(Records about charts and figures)
■ ■ ■ ■

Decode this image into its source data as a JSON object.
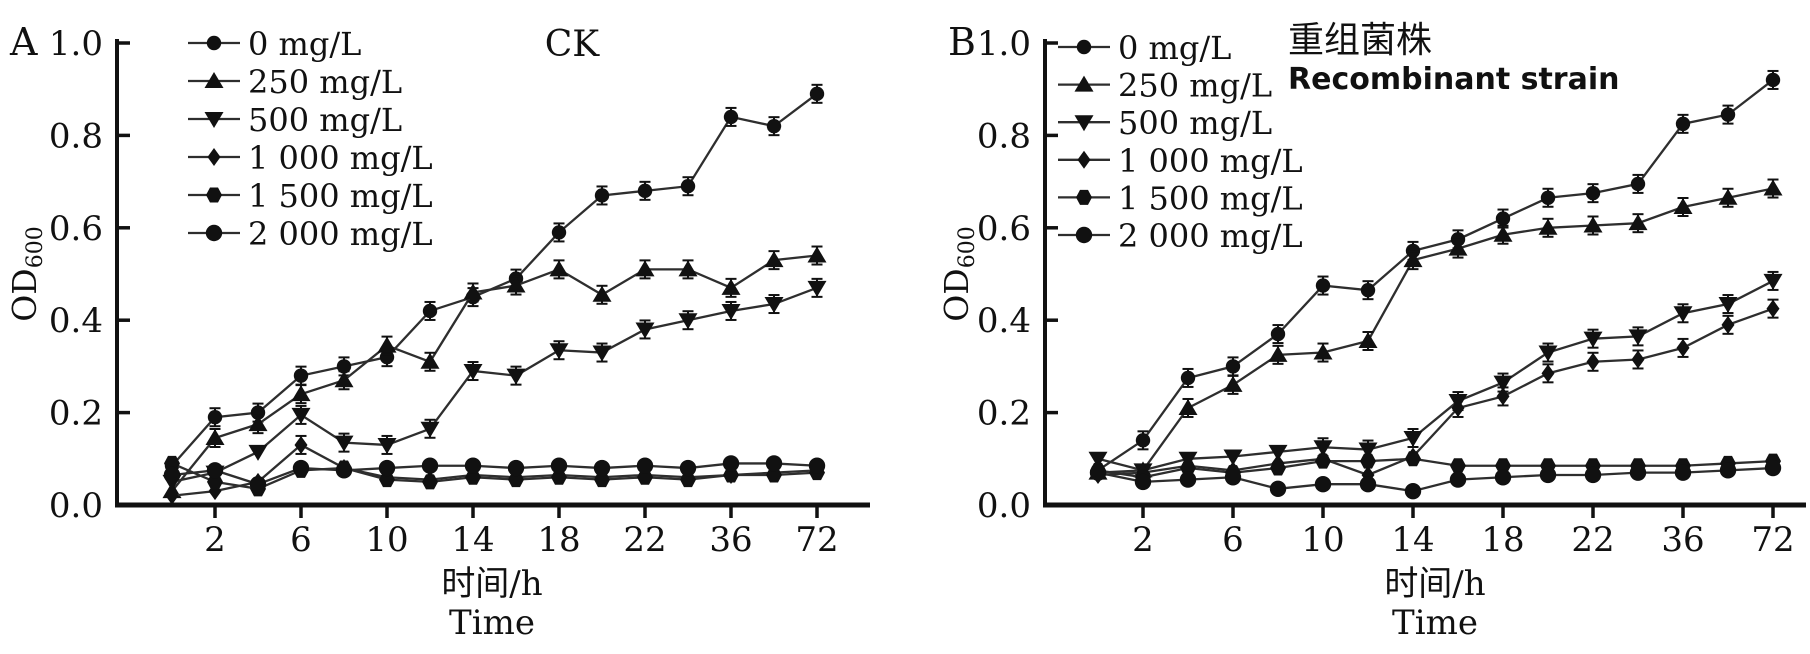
{
  "figure": {
    "background": "#ffffff",
    "ink_color": "#111111",
    "line_color": "#2e2e2e"
  },
  "axes": {
    "y_label_main": "OD",
    "y_label_sub": "600",
    "x_label_cn": "时间/h",
    "x_label_en": "Time",
    "y_tick_labels": [
      "0.0",
      "0.2",
      "0.4",
      "0.6",
      "0.8",
      "1.0"
    ],
    "x_tick_labels": [
      "2",
      "6",
      "10",
      "14",
      "18",
      "22",
      "36",
      "72"
    ]
  },
  "legend": {
    "entries": [
      "0 mg/L",
      "250 mg/L",
      "500 mg/L",
      "1 000 mg/L",
      "1 500 mg/L",
      "2 000 mg/L"
    ]
  },
  "chart_data": [
    {
      "type": "line",
      "panel_label": "A",
      "title_lines": [
        "CK"
      ],
      "xlabel": "时间/h",
      "xlabel2": "Time",
      "ylabel": "OD600",
      "ylim": [
        0,
        1.0
      ],
      "yticks": [
        0,
        0.2,
        0.4,
        0.6,
        0.8,
        1.0
      ],
      "categories": [
        0,
        2,
        4,
        6,
        8,
        10,
        12,
        14,
        16,
        18,
        20,
        22,
        24,
        36,
        48,
        72
      ],
      "x_ticks_labeled": [
        2,
        6,
        10,
        14,
        18,
        22,
        36,
        72
      ],
      "legend_position": "top-left",
      "grid": false,
      "series": [
        {
          "name": "0 mg/L",
          "marker": "circle",
          "values": [
            0.085,
            0.19,
            0.2,
            0.28,
            0.3,
            0.32,
            0.42,
            0.45,
            0.49,
            0.59,
            0.67,
            0.68,
            0.69,
            0.84,
            0.82,
            0.89
          ]
        },
        {
          "name": "250 mg/L",
          "marker": "triangle-up",
          "values": [
            0.03,
            0.145,
            0.175,
            0.24,
            0.27,
            0.345,
            0.31,
            0.46,
            0.475,
            0.51,
            0.455,
            0.51,
            0.51,
            0.47,
            0.53,
            0.54
          ]
        },
        {
          "name": "500 mg/L",
          "marker": "triangle-down",
          "values": [
            0.05,
            0.07,
            0.115,
            0.195,
            0.135,
            0.13,
            0.165,
            0.29,
            0.28,
            0.335,
            0.33,
            0.38,
            0.4,
            0.42,
            0.435,
            0.47
          ]
        },
        {
          "name": "1 000 mg/L",
          "marker": "diamond",
          "values": [
            0.02,
            0.03,
            0.05,
            0.13,
            0.08,
            0.06,
            0.055,
            0.065,
            0.06,
            0.065,
            0.06,
            0.065,
            0.06,
            0.065,
            0.07,
            0.075
          ]
        },
        {
          "name": "1 500 mg/L",
          "marker": "hexagon",
          "values": [
            0.09,
            0.05,
            0.035,
            0.075,
            0.08,
            0.055,
            0.05,
            0.06,
            0.055,
            0.06,
            0.055,
            0.06,
            0.055,
            0.065,
            0.065,
            0.07
          ]
        },
        {
          "name": "2 000 mg/L",
          "marker": "circle-large",
          "values": [
            0.065,
            0.075,
            0.045,
            0.08,
            0.075,
            0.08,
            0.085,
            0.085,
            0.08,
            0.085,
            0.08,
            0.085,
            0.08,
            0.09,
            0.09,
            0.085
          ]
        }
      ]
    },
    {
      "type": "line",
      "panel_label": "B",
      "title_lines": [
        "重组菌株",
        "Recombinant strain"
      ],
      "xlabel": "时间/h",
      "xlabel2": "Time",
      "ylabel": "OD600",
      "ylim": [
        0,
        1.0
      ],
      "yticks": [
        0,
        0.2,
        0.4,
        0.6,
        0.8,
        1.0
      ],
      "categories": [
        0,
        2,
        4,
        6,
        8,
        10,
        12,
        14,
        16,
        18,
        20,
        22,
        24,
        36,
        48,
        72
      ],
      "x_ticks_labeled": [
        2,
        6,
        10,
        14,
        18,
        22,
        36,
        72
      ],
      "legend_position": "top-left",
      "grid": false,
      "series": [
        {
          "name": "0 mg/L",
          "marker": "circle",
          "values": [
            0.075,
            0.14,
            0.275,
            0.3,
            0.37,
            0.475,
            0.465,
            0.55,
            0.575,
            0.62,
            0.665,
            0.675,
            0.695,
            0.825,
            0.845,
            0.92
          ]
        },
        {
          "name": "250 mg/L",
          "marker": "triangle-up",
          "values": [
            0.07,
            0.075,
            0.21,
            0.26,
            0.325,
            0.33,
            0.355,
            0.53,
            0.555,
            0.585,
            0.6,
            0.605,
            0.61,
            0.645,
            0.665,
            0.685
          ]
        },
        {
          "name": "500 mg/L",
          "marker": "triangle-down",
          "values": [
            0.1,
            0.075,
            0.1,
            0.105,
            0.115,
            0.125,
            0.12,
            0.145,
            0.225,
            0.265,
            0.33,
            0.36,
            0.365,
            0.415,
            0.435,
            0.485
          ]
        },
        {
          "name": "1 000 mg/L",
          "marker": "diamond",
          "values": [
            0.065,
            0.07,
            0.085,
            0.075,
            0.09,
            0.1,
            0.065,
            0.105,
            0.21,
            0.235,
            0.285,
            0.31,
            0.315,
            0.34,
            0.39,
            0.425
          ]
        },
        {
          "name": "1 500 mg/L",
          "marker": "hexagon",
          "values": [
            0.075,
            0.06,
            0.08,
            0.07,
            0.08,
            0.095,
            0.095,
            0.1,
            0.085,
            0.085,
            0.085,
            0.085,
            0.085,
            0.085,
            0.09,
            0.095
          ]
        },
        {
          "name": "2 000 mg/L",
          "marker": "circle-large",
          "values": [
            0.07,
            0.05,
            0.055,
            0.06,
            0.035,
            0.045,
            0.045,
            0.03,
            0.055,
            0.06,
            0.065,
            0.065,
            0.07,
            0.07,
            0.075,
            0.08
          ]
        }
      ]
    }
  ]
}
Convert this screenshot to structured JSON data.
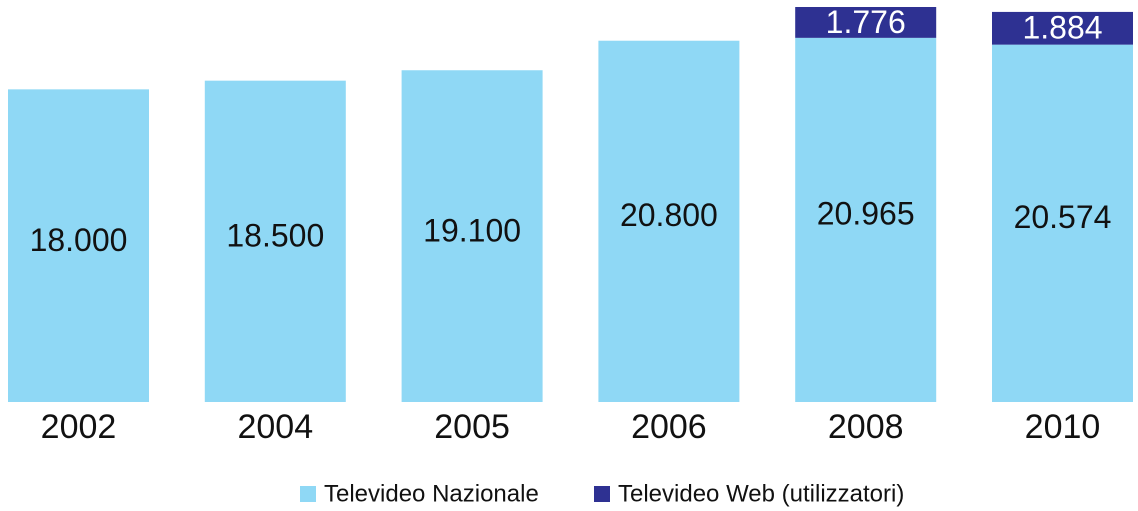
{
  "chart_data": {
    "type": "stacked_bar",
    "categories": [
      "2002",
      "2004",
      "2005",
      "2006",
      "2008",
      "2010"
    ],
    "series": [
      {
        "name": "Televideo Nazionale",
        "color": "#8fd8f5",
        "values": [
          18000,
          18500,
          19100,
          20800,
          20965,
          20574
        ],
        "value_labels": [
          "18.000",
          "18.500",
          "19.100",
          "20.800",
          "20.965",
          "20.574"
        ]
      },
      {
        "name": "Televideo Web (utilizzatori)",
        "color": "#2e3192",
        "values": [
          null,
          null,
          null,
          null,
          1776,
          1884
        ],
        "value_labels": [
          null,
          null,
          null,
          null,
          "1.776",
          "1.884"
        ]
      }
    ],
    "legend": "bottom"
  }
}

■ ■ ■ ■

§ THE REQUEST:
Leave out the pictures and give the rest of the records again exactly.

§ RESULT BELOW:
Decode this image into its source data as a JSON object.
{
  "figure": {
    "background": "#ffffff",
    "ink_color": "#111111",
    "line_color": "#2e2e2e"
  },
  "axes": {
    "y_label_main": "OD",
    "y_label_sub": "600",
    "x_label_cn": "时间/h",
    "x_label_en": "Time",
    "y_tick_labels": [
      "0.0",
      "0.2",
      "0.4",
      "0.6",
      "0.8",
      "1.0"
    ],
    "x_tick_labels": [
      "2",
      "6",
      "10",
      "14",
      "18",
      "22",
      "36",
      "72"
    ]
  },
  "legend": {
    "entries": [
      "0 mg/L",
      "250 mg/L",
      "500 mg/L",
      "1 000 mg/L",
      "1 500 mg/L",
      "2 000 mg/L"
    ]
  },
  "chart_data": [
    {
      "type": "line",
      "panel_label": "A",
      "title_lines": [
        "CK"
      ],
      "xlabel": "时间/h",
      "xlabel2": "Time",
      "ylabel": "OD600",
      "ylim": [
        0,
        1.0
      ],
      "yticks": [
        0,
        0.2,
        0.4,
        0.6,
        0.8,
        1.0
      ],
      "categories": [
        0,
        2,
        4,
        6,
        8,
        10,
        12,
        14,
        16,
        18,
        20,
        22,
        24,
        36,
        48,
        72
      ],
      "x_ticks_labeled": [
        2,
        6,
        10,
        14,
        18,
        22,
        36,
        72
      ],
      "legend_position": "top-left",
      "grid": false,
      "series": [
        {
          "name": "0 mg/L",
          "marker": "circle",
          "values": [
            0.085,
            0.19,
            0.2,
            0.28,
            0.3,
            0.32,
            0.42,
            0.45,
            0.49,
            0.59,
            0.67,
            0.68,
            0.69,
            0.84,
            0.82,
            0.89
          ]
        },
        {
          "name": "250 mg/L",
          "marker": "triangle-up",
          "values": [
            0.03,
            0.145,
            0.175,
            0.24,
            0.27,
            0.345,
            0.31,
            0.46,
            0.475,
            0.51,
            0.455,
            0.51,
            0.51,
            0.47,
            0.53,
            0.54
          ]
        },
        {
          "name": "500 mg/L",
          "marker": "triangle-down",
          "values": [
            0.05,
            0.07,
            0.115,
            0.195,
            0.135,
            0.13,
            0.165,
            0.29,
            0.28,
            0.335,
            0.33,
            0.38,
            0.4,
            0.42,
            0.435,
            0.47
          ]
        },
        {
          "name": "1 000 mg/L",
          "marker": "diamond",
          "values": [
            0.02,
            0.03,
            0.05,
            0.13,
            0.08,
            0.06,
            0.055,
            0.065,
            0.06,
            0.065,
            0.06,
            0.065,
            0.06,
            0.065,
            0.07,
            0.075
          ]
        },
        {
          "name": "1 500 mg/L",
          "marker": "hexagon",
          "values": [
            0.09,
            0.05,
            0.035,
            0.075,
            0.08,
            0.055,
            0.05,
            0.06,
            0.055,
            0.06,
            0.055,
            0.06,
            0.055,
            0.065,
            0.065,
            0.07
          ]
        },
        {
          "name": "2 000 mg/L",
          "marker": "circle-large",
          "values": [
            0.065,
            0.075,
            0.045,
            0.08,
            0.075,
            0.08,
            0.085,
            0.085,
            0.08,
            0.085,
            0.08,
            0.085,
            0.08,
            0.09,
            0.09,
            0.085
          ]
        }
      ]
    },
    {
      "type": "line",
      "panel_label": "B",
      "title_lines": [
        "重组菌株",
        "Recombinant strain"
      ],
      "xlabel": "时间/h",
      "xlabel2": "Time",
      "ylabel": "OD600",
      "ylim": [
        0,
        1.0
      ],
      "yticks": [
        0,
        0.2,
        0.4,
        0.6,
        0.8,
        1.0
      ],
      "categories": [
        0,
        2,
        4,
        6,
        8,
        10,
        12,
        14,
        16,
        18,
        20,
        22,
        24,
        36,
        48,
        72
      ],
      "x_ticks_labeled": [
        2,
        6,
        10,
        14,
        18,
        22,
        36,
        72
      ],
      "legend_position": "top-left",
      "grid": false,
      "series": [
        {
          "name": "0 mg/L",
          "marker": "circle",
          "values": [
            0.075,
            0.14,
            0.275,
            0.3,
            0.37,
            0.475,
            0.465,
            0.55,
            0.575,
            0.62,
            0.665,
            0.675,
            0.695,
            0.825,
            0.845,
            0.92
          ]
        },
        {
          "name": "250 mg/L",
          "marker": "triangle-up",
          "values": [
            0.07,
            0.075,
            0.21,
            0.26,
            0.325,
            0.33,
            0.355,
            0.53,
            0.555,
            0.585,
            0.6,
            0.605,
            0.61,
            0.645,
            0.665,
            0.685
          ]
        },
        {
          "name": "500 mg/L",
          "marker": "triangle-down",
          "values": [
            0.1,
            0.075,
            0.1,
            0.105,
            0.115,
            0.125,
            0.12,
            0.145,
            0.225,
            0.265,
            0.33,
            0.36,
            0.365,
            0.415,
            0.435,
            0.485
          ]
        },
        {
          "name": "1 000 mg/L",
          "marker": "diamond",
          "values": [
            0.065,
            0.07,
            0.085,
            0.075,
            0.09,
            0.1,
            0.065,
            0.105,
            0.21,
            0.235,
            0.285,
            0.31,
            0.315,
            0.34,
            0.39,
            0.425
          ]
        },
        {
          "name": "1 500 mg/L",
          "marker": "hexagon",
          "values": [
            0.075,
            0.06,
            0.08,
            0.07,
            0.08,
            0.095,
            0.095,
            0.1,
            0.085,
            0.085,
            0.085,
            0.085,
            0.085,
            0.085,
            0.09,
            0.095
          ]
        },
        {
          "name": "2 000 mg/L",
          "marker": "circle-large",
          "values": [
            0.07,
            0.05,
            0.055,
            0.06,
            0.035,
            0.045,
            0.045,
            0.03,
            0.055,
            0.06,
            0.065,
            0.065,
            0.07,
            0.07,
            0.075,
            0.08
          ]
        }
      ]
    }
  ]
}
Convert this screenshot to structured JSON data.
{
  "chart_data": {
    "type": "stacked_bar",
    "categories": [
      "2002",
      "2004",
      "2005",
      "2006",
      "2008",
      "2010"
    ],
    "series": [
      {
        "name": "Televideo Nazionale",
        "color": "#8fd8f5",
        "values": [
          18000,
          18500,
          19100,
          20800,
          20965,
          20574
        ],
        "value_labels": [
          "18.000",
          "18.500",
          "19.100",
          "20.800",
          "20.965",
          "20.574"
        ]
      },
      {
        "name": "Televideo Web (utilizzatori)",
        "color": "#2e3192",
        "values": [
          null,
          null,
          null,
          null,
          1776,
          1884
        ],
        "value_labels": [
          null,
          null,
          null,
          null,
          "1.776",
          "1.884"
        ]
      }
    ],
    "legend": "bottom"
  }
}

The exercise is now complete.